SUPPLIED INFORMATION ->

:::

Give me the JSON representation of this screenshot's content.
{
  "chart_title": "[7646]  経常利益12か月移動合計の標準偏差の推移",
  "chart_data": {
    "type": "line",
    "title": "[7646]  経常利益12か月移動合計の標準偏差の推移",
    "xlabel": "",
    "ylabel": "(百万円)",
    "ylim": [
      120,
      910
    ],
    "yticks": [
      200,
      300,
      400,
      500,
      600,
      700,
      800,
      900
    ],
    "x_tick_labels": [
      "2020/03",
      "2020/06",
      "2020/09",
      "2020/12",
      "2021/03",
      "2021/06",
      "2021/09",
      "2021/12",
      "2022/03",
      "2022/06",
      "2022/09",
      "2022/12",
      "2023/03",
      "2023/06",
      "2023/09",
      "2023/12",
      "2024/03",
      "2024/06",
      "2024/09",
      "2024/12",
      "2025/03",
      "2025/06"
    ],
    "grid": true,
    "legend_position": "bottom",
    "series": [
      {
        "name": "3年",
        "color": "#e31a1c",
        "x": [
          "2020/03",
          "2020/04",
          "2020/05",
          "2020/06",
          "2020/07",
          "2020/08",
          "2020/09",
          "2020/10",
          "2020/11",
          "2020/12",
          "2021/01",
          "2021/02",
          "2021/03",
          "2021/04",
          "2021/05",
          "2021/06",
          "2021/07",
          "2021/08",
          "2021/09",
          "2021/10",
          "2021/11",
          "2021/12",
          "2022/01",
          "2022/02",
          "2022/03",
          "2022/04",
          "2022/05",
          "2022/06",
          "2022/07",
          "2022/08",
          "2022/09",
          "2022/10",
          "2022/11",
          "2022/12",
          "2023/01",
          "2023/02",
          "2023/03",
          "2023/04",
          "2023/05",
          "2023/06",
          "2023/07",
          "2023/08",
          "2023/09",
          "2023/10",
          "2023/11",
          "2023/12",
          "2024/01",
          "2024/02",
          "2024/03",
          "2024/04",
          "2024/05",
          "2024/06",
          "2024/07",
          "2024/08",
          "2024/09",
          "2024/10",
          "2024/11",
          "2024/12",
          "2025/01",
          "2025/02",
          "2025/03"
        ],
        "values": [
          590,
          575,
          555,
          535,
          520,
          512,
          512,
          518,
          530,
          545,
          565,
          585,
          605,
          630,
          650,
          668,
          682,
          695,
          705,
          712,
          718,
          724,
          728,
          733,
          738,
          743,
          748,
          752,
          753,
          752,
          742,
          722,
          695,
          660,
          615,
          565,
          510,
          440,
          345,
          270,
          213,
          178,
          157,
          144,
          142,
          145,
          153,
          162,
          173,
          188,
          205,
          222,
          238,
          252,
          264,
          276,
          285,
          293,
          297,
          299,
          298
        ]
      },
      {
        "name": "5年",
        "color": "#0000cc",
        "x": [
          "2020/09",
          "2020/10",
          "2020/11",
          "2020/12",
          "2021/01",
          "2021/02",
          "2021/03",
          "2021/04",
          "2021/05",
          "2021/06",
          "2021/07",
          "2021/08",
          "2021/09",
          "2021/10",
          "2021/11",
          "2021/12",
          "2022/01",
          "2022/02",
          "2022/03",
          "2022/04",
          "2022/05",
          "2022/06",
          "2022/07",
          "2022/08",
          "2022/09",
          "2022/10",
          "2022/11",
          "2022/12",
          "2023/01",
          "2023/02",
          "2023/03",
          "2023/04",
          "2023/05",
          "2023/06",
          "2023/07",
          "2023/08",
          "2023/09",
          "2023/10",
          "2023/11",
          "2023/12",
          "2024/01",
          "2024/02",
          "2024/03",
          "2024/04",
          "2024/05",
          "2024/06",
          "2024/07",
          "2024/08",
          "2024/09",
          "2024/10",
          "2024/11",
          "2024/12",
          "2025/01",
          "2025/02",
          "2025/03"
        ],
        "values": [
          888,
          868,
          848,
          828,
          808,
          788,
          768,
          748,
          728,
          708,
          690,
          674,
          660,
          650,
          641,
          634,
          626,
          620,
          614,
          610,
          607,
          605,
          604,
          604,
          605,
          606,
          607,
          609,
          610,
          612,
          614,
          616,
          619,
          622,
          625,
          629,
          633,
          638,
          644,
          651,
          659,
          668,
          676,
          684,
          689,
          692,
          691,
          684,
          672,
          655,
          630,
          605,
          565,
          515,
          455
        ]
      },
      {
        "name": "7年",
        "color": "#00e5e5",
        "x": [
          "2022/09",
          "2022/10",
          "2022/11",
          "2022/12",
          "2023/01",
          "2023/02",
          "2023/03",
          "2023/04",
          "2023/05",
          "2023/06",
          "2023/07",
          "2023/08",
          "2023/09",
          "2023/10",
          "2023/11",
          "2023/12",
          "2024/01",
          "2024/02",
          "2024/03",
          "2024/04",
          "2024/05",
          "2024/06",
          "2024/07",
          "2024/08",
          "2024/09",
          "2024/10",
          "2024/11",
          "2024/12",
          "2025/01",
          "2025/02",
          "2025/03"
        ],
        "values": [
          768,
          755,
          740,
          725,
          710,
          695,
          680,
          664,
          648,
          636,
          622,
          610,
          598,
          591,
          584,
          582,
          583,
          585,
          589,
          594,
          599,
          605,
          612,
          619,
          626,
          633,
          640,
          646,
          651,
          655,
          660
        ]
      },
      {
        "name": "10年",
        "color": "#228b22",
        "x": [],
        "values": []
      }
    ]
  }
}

:::

Give back all the records exactly as they stand.

Give me the JSON representation of this screenshot's content.
{
  "chart_title": "[7646]  経常利益12か月移動合計の標準偏差の推移",
  "chart_data": {
    "type": "line",
    "title": "[7646]  経常利益12か月移動合計の標準偏差の推移",
    "xlabel": "",
    "ylabel": "(百万円)",
    "ylim": [
      120,
      910
    ],
    "yticks": [
      200,
      300,
      400,
      500,
      600,
      700,
      800,
      900
    ],
    "x_tick_labels": [
      "2020/03",
      "2020/06",
      "2020/09",
      "2020/12",
      "2021/03",
      "2021/06",
      "2021/09",
      "2021/12",
      "2022/03",
      "2022/06",
      "2022/09",
      "2022/12",
      "2023/03",
      "2023/06",
      "2023/09",
      "2023/12",
      "2024/03",
      "2024/06",
      "2024/09",
      "2024/12",
      "2025/03",
      "2025/06"
    ],
    "grid": true,
    "legend_position": "bottom",
    "series": [
      {
        "name": "3年",
        "color": "#e31a1c",
        "x": [
          "2020/03",
          "2020/04",
          "2020/05",
          "2020/06",
          "2020/07",
          "2020/08",
          "2020/09",
          "2020/10",
          "2020/11",
          "2020/12",
          "2021/01",
          "2021/02",
          "2021/03",
          "2021/04",
          "2021/05",
          "2021/06",
          "2021/07",
          "2021/08",
          "2021/09",
          "2021/10",
          "2021/11",
          "2021/12",
          "2022/01",
          "2022/02",
          "2022/03",
          "2022/04",
          "2022/05",
          "2022/06",
          "2022/07",
          "2022/08",
          "2022/09",
          "2022/10",
          "2022/11",
          "2022/12",
          "2023/01",
          "2023/02",
          "2023/03",
          "2023/04",
          "2023/05",
          "2023/06",
          "2023/07",
          "2023/08",
          "2023/09",
          "2023/10",
          "2023/11",
          "2023/12",
          "2024/01",
          "2024/02",
          "2024/03",
          "2024/04",
          "2024/05",
          "2024/06",
          "2024/07",
          "2024/08",
          "2024/09",
          "2024/10",
          "2024/11",
          "2024/12",
          "2025/01",
          "2025/02",
          "2025/03"
        ],
        "values": [
          590,
          575,
          555,
          535,
          520,
          512,
          512,
          518,
          530,
          545,
          565,
          585,
          605,
          630,
          650,
          668,
          682,
          695,
          705,
          712,
          718,
          724,
          728,
          733,
          738,
          743,
          748,
          752,
          753,
          752,
          742,
          722,
          695,
          660,
          615,
          565,
          510,
          440,
          345,
          270,
          213,
          178,
          157,
          144,
          142,
          145,
          153,
          162,
          173,
          188,
          205,
          222,
          238,
          252,
          264,
          276,
          285,
          293,
          297,
          299,
          298
        ]
      },
      {
        "name": "5年",
        "color": "#0000cc",
        "x": [
          "2020/09",
          "2020/10",
          "2020/11",
          "2020/12",
          "2021/01",
          "2021/02",
          "2021/03",
          "2021/04",
          "2021/05",
          "2021/06",
          "2021/07",
          "2021/08",
          "2021/09",
          "2021/10",
          "2021/11",
          "2021/12",
          "2022/01",
          "2022/02",
          "2022/03",
          "2022/04",
          "2022/05",
          "2022/06",
          "2022/07",
          "2022/08",
          "2022/09",
          "2022/10",
          "2022/11",
          "2022/12",
          "2023/01",
          "2023/02",
          "2023/03",
          "2023/04",
          "2023/05",
          "2023/06",
          "2023/07",
          "2023/08",
          "2023/09",
          "2023/10",
          "2023/11",
          "2023/12",
          "2024/01",
          "2024/02",
          "2024/03",
          "2024/04",
          "2024/05",
          "2024/06",
          "2024/07",
          "2024/08",
          "2024/09",
          "2024/10",
          "2024/11",
          "2024/12",
          "2025/01",
          "2025/02",
          "2025/03"
        ],
        "values": [
          888,
          868,
          848,
          828,
          808,
          788,
          768,
          748,
          728,
          708,
          690,
          674,
          660,
          650,
          641,
          634,
          626,
          620,
          614,
          610,
          607,
          605,
          604,
          604,
          605,
          606,
          607,
          609,
          610,
          612,
          614,
          616,
          619,
          622,
          625,
          629,
          633,
          638,
          644,
          651,
          659,
          668,
          676,
          684,
          689,
          692,
          691,
          684,
          672,
          655,
          630,
          605,
          565,
          515,
          455
        ]
      },
      {
        "name": "7年",
        "color": "#00e5e5",
        "x": [
          "2022/09",
          "2022/10",
          "2022/11",
          "2022/12",
          "2023/01",
          "2023/02",
          "2023/03",
          "2023/04",
          "2023/05",
          "2023/06",
          "2023/07",
          "2023/08",
          "2023/09",
          "2023/10",
          "2023/11",
          "2023/12",
          "2024/01",
          "2024/02",
          "2024/03",
          "2024/04",
          "2024/05",
          "2024/06",
          "2024/07",
          "2024/08",
          "2024/09",
          "2024/10",
          "2024/11",
          "2024/12",
          "2025/01",
          "2025/02",
          "2025/03"
        ],
        "values": [
          768,
          755,
          740,
          725,
          710,
          695,
          680,
          664,
          648,
          636,
          622,
          610,
          598,
          591,
          584,
          582,
          583,
          585,
          589,
          594,
          599,
          605,
          612,
          619,
          626,
          633,
          640,
          646,
          651,
          655,
          660
        ]
      },
      {
        "name": "10年",
        "color": "#228b22",
        "x": [],
        "values": []
      }
    ]
  }
}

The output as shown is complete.